§ Фрагмент текста
────────

Помню, я с самого начала очень мало надеялся на успех ген. Корнилова. Тем не менее, я решил, при первой возможности (поезда не ходили) ехать в Москву, чтобы связаться с Корниловским движением. Я боялся долее — и особенно без меня — оставить Мама и Соню одних в Бегичеве, и мы стали все готовиться к отъезду.

Первые поезда пошли одновременно с получением известия о полном провале Корниловского восстания.

Какой кавардак царствовал тогда в головах крестьян, видно из моего разговора с богатым крестьянином, «стариком» лет 50-ти. «Нет,— говорил он мне (разговор происходил наедине),—нам с генералом Корниловым не по дороге... Он все с Большевиками, нет чтобы о нашей меньшой братии подумать. Вот меньшевики, те, сказывают, всем крестьянам землю прирезать будут и порядок снова введут, а то просто житья нет от беспорядка, с тех пор что господа царя свели...»

Так рассуждали крестьяне, а вот как действовали новые законные органы власти на местах. Когда были назначены у нас земские выборы на основании «всеобщего, прямого, равного и тайного голосования», к избирательным урнам в Бегичеве не были допущены не толькомы,помещики, но даже служащие. Как объяснили в комитете, организовавшем выборы, допустить их к урнам было бы «недемократично»... Так толковались на местах лозунги и законы Временного правительства.       

В начале «великой, бескровной» (какой иронией звучат эти эпитеты!) в тамбовском имении Новосильцевых, Кочемирове, какие-то пришедшие со стороны революционеры снимали с работы служащих и рабочих экономии и даже мужскую (почему-то только мужскую!) прислугу господского дома. В своей (стоит ли говорить? — бесплодной) жалобе по этому поводу судебному следователю тетя Машенька Новосильцева писала буквально следующее:

«Дело дошло до того,что нам за столом подавала женская прислуга...»

Бедная тетя Машенька! Дело скоро дошло догораздохудшего и, между прочим, скоро ей самой пришлось спасать жизнь своего мужа, дяди Юрия, от толпы сбитых с толку нафанатизированных крестьян.

Да, дело шло все дальше и дальше — все на фронте и внутри страны катилось в пропасть.   

Наконец мы вырвались из Бегичева и поехали в Москву. Я чувствовал, что прощаюсь с Бегичевым очень надолго, если не навсегда, и все же мне не только хотелось поскорее уехать из него, но даже и глядеть на него в последние дни перед разлукой совсем не хотелось. В последний раз я уезжал из Бегичева и даже не проехал верхом по нашим полям и лесам, не обошел парка, усадьбы и «экономии»...

В последний раз нам подали к подъезду экипаж. Помолившись, как всегда перед отъездом, мы сели в него, и как сейчас помню: Мама широким крестом осенила покидаемый ею навеки дом... Из боязни кощунства, мы не знали, оставлять ли в комнатах иконы, и Мама велела их убрать, но перед самым отъездом она вдруг повесила на стене спальни икону «Нерушимая стена» из Софийского собора в Киеве... Так она там и осталась.

Вряд ли кто-нибудь из нас увидит Бегичево, знаю только, что таким, каким оно было, никто никогда увидать его не может.

Не знаю, по правде, хочется или не хочется мне туда вернуться? Порой меня туда так тянет, но иной раз сама мысль о возвращении в разоренное, опоганенное гнездо кажется мне нестерпимо мучительной.

────────

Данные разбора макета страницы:
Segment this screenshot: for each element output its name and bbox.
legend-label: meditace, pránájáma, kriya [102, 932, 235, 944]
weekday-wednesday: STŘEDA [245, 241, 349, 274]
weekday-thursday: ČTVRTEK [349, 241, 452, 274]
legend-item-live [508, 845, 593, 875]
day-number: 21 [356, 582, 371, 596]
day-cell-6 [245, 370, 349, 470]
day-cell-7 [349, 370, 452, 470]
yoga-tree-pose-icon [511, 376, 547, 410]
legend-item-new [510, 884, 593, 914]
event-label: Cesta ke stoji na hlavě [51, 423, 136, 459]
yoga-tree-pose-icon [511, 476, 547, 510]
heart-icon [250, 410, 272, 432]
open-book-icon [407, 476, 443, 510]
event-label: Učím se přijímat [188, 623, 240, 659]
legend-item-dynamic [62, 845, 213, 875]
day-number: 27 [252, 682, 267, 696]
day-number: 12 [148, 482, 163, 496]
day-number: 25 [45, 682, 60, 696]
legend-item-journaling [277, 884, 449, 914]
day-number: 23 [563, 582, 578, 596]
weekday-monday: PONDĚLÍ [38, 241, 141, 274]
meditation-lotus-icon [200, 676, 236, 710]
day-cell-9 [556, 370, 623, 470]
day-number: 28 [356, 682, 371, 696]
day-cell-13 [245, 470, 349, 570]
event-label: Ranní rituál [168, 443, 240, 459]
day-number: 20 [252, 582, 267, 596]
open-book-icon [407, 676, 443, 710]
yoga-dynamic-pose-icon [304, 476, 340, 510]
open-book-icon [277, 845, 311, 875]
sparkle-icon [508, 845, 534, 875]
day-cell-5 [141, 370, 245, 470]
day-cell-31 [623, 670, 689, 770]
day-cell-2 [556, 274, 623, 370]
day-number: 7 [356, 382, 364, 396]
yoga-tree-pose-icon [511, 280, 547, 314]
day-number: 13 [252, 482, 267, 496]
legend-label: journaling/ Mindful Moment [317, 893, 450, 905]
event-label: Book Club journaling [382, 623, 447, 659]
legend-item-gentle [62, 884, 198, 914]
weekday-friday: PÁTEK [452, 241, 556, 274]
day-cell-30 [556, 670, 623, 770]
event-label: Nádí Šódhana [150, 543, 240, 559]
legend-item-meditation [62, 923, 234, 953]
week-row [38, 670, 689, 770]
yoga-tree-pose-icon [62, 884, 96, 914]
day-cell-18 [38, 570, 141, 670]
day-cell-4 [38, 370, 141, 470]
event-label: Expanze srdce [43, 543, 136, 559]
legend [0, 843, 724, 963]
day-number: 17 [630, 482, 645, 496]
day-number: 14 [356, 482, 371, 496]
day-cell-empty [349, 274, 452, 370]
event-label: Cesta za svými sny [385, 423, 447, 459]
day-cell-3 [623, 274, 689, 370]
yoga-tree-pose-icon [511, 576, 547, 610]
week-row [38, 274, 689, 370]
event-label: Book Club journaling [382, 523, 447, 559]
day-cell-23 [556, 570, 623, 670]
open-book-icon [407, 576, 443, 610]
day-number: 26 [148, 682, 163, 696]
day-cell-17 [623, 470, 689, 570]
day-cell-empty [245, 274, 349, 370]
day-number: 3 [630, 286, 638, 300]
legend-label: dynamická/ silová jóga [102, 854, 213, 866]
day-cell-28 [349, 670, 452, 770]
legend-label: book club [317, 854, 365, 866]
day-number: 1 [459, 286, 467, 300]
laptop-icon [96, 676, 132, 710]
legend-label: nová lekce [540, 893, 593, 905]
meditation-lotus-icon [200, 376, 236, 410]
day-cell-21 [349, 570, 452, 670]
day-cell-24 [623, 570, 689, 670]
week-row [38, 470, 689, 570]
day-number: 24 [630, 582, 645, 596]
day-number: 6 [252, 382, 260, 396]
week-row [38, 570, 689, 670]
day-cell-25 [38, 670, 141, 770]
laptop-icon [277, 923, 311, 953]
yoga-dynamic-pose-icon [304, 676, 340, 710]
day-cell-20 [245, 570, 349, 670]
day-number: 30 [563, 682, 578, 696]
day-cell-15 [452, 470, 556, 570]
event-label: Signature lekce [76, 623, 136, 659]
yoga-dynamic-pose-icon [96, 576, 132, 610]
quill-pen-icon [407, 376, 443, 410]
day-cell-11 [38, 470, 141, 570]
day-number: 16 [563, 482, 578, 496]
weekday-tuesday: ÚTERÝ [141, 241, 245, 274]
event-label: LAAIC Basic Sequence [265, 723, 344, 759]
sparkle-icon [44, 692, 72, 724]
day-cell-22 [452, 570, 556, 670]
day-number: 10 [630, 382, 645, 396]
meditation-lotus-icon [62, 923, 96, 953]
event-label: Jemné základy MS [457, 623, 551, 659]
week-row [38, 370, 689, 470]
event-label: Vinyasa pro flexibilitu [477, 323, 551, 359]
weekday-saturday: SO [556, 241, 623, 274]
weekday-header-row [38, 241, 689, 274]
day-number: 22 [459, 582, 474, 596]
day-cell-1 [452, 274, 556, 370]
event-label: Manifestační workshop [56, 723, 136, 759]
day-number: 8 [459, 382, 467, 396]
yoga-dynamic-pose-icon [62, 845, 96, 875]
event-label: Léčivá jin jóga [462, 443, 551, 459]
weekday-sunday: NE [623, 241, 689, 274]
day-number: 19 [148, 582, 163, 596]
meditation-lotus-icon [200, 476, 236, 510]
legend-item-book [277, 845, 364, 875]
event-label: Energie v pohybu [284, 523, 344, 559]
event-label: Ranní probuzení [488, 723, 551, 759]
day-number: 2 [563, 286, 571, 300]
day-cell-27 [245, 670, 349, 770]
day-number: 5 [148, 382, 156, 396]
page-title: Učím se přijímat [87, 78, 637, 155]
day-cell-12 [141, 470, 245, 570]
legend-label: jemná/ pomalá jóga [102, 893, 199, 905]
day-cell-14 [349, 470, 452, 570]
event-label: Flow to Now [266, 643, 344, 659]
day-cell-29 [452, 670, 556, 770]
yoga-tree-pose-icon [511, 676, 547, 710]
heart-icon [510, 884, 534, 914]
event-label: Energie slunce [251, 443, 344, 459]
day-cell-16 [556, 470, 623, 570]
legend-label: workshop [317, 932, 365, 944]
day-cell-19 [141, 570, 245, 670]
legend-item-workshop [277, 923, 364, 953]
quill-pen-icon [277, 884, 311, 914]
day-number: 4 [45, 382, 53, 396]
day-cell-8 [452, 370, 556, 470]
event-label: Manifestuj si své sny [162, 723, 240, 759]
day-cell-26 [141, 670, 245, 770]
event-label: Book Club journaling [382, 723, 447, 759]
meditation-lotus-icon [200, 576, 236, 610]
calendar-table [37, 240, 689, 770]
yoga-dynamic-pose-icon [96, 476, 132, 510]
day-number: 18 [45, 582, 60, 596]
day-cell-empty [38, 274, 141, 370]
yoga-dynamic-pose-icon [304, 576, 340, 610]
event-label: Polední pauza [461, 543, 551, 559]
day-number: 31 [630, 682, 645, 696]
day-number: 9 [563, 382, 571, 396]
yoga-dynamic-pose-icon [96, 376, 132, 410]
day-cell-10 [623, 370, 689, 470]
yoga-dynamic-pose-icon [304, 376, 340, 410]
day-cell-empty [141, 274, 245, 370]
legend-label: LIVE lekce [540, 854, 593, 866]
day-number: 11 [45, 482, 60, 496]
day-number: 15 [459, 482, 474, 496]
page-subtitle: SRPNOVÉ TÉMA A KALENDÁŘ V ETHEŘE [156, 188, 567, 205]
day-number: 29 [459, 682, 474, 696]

────────

§ Упражнение
Процитируйте часть текста: начните с места, где стоят слова «Наконец мы вырвались», и остановитесь после слов «там и осталась.». Листинг с текстом никак не связан.

§ Ответ
Наконец мы вырвались из Бегичева и поехали в Москву. Я чувствовал, что прощаюсь с Бегичевым очень надолго, если не навсегда, и все же мне не только хотелось поскорее уехать из него, но даже и глядеть на него в последние дни перед разлукой совсем не хотелось. В последний раз я уезжал из Бегичева и даже не проехал верхом по нашим полям и лесам, не обошел парка, усадьбы и «экономии»...

В последний раз нам подали к подъезду экипаж. Помолившись, как всегда перед отъездом, мы сели в него, и как сейчас помню: Мама широким крестом осенила покидаемый ею навеки дом... Из боязни кощунства, мы не знали, оставлять ли в комнатах иконы, и Мама велела их убрать, но перед самым отъездом она вдруг повесила на стене спальни икону «Нерушимая стена» из Софийского собора в Киеве... Так она там и осталась.